• TEXT SEGMENT:
With something like clojure, you at least have a pretty clear deployment story (make a jar, drop jar in a container) -- but it's still not clear how you would best go about writing something like berklydb in clojure - never mind in SBCL (come to think of it, even implementing a couple of text handling utilities like grep or cat is pretty hard to wrap your mind around when working with "old school" lisps).

All that said, I'm pretty excited about racket, and somewhat hopeful that I'll eventually get around to doing some "real" functional programming in the not too distant future.


I don't yet "get" functional programming, but the reason I am reading this thread is that for years I have read about Lisp being a good thing (a language I have always intended to learn when I get the time). I think there was some (famous?) essay that talked about an enlightenment when you finally "get it" as a language.

Clojure seems to be a modern Lisp implementation. Runs on the JVM, has lots of libraries available.

How else will you "get it" without learning a functional language?

[Document layout analysis data]
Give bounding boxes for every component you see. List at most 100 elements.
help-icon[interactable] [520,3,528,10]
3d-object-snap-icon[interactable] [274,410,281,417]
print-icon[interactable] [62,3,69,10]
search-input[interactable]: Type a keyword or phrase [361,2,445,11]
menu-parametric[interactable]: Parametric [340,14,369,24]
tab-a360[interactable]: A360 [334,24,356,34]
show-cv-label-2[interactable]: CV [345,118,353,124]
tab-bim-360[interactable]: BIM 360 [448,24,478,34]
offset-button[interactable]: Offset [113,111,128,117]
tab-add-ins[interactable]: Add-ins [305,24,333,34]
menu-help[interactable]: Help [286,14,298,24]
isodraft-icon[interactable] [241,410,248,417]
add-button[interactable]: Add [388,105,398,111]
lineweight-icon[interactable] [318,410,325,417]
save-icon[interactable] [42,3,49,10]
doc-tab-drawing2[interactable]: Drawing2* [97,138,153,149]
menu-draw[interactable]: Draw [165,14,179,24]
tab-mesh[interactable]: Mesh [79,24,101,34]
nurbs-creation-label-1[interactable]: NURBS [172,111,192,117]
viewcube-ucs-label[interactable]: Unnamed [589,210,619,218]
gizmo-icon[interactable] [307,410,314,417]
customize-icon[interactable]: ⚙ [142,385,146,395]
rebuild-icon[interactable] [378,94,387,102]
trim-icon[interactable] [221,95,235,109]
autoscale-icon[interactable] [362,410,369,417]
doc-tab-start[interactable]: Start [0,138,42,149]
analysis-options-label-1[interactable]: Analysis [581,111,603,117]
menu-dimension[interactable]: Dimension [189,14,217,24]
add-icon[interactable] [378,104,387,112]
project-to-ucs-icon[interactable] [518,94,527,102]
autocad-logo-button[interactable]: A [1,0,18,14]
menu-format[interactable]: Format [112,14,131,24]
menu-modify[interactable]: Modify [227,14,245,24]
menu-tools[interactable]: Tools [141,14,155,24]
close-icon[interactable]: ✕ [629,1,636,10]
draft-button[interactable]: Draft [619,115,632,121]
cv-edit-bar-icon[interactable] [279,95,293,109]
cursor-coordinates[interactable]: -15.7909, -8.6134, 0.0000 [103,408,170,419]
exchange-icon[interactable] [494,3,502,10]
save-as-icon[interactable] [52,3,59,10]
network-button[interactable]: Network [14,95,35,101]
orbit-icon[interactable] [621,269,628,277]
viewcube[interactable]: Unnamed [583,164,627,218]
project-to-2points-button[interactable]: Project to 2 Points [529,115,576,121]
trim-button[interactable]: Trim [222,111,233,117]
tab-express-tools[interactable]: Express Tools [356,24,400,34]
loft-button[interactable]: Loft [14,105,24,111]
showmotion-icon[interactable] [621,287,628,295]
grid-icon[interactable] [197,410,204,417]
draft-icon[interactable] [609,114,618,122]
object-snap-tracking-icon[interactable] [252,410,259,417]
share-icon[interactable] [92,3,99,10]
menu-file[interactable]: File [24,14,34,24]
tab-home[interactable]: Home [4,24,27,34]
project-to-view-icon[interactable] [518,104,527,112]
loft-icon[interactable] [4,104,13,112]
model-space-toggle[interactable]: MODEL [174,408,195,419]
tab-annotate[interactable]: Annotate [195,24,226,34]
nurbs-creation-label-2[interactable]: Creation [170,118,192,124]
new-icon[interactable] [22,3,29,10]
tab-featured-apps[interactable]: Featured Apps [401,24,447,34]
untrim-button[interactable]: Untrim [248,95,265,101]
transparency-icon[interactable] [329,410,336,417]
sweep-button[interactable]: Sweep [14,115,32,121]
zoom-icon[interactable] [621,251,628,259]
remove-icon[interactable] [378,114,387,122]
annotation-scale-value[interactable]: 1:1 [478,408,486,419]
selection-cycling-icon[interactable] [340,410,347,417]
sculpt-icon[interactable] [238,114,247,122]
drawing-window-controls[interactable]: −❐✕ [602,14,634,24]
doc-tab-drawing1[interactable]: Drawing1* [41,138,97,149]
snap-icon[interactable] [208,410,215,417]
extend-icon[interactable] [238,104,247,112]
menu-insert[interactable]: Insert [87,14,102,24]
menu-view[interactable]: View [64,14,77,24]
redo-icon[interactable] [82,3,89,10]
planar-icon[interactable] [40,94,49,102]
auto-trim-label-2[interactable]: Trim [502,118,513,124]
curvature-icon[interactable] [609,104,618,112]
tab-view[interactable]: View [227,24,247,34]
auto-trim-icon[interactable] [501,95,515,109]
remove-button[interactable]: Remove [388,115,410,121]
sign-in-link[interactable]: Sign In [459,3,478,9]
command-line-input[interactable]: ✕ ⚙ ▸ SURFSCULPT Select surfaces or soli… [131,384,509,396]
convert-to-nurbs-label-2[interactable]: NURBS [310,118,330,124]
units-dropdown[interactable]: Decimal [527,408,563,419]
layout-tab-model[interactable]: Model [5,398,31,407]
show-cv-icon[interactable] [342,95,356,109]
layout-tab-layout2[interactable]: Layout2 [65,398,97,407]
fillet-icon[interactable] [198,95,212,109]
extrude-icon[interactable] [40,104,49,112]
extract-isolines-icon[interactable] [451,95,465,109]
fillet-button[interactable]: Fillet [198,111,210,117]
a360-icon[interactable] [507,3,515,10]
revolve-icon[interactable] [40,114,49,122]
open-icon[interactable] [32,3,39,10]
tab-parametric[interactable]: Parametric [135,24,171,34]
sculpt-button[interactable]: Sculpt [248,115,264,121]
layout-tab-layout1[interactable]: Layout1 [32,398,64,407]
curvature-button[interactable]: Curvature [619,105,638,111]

• PROBLEMS AND TASKS:
- a) In the Lisp discussion, what platform does Clojure run on?
- b) Carry on the Lisp discussion from its last line.
The rows come from a separate source.

• ANSWERS TO EACH TASK:
- a) It runs on the JVM.

- b)
That's why I want to learn Clojure without "getting functional programming" yet.


> Does it make sense to have to learn Haskell and a Haskell framework just to understand Clojure?

I have a strong feeling that once you understand either Haskell or Clojure, it will be a breeze to learn other.

My point was to get framework for functional programming that deals with a lot of I/O and side-effects and see docs for real-life examples of usage.


In my personal experience having learned Clojure before diving deeply into Haskell, it helps but there is long path between them still. Hs types are incredible and completely missing in Clj.


> I have a strong feeling that once you understand either Haskell or Clojure, it will be a breeze to learn other.

Does Clojure use lazy evaluation?


It also isn't statically typed.


Not everywhere, but most of the sequence functions like map/filter return lazy sequences.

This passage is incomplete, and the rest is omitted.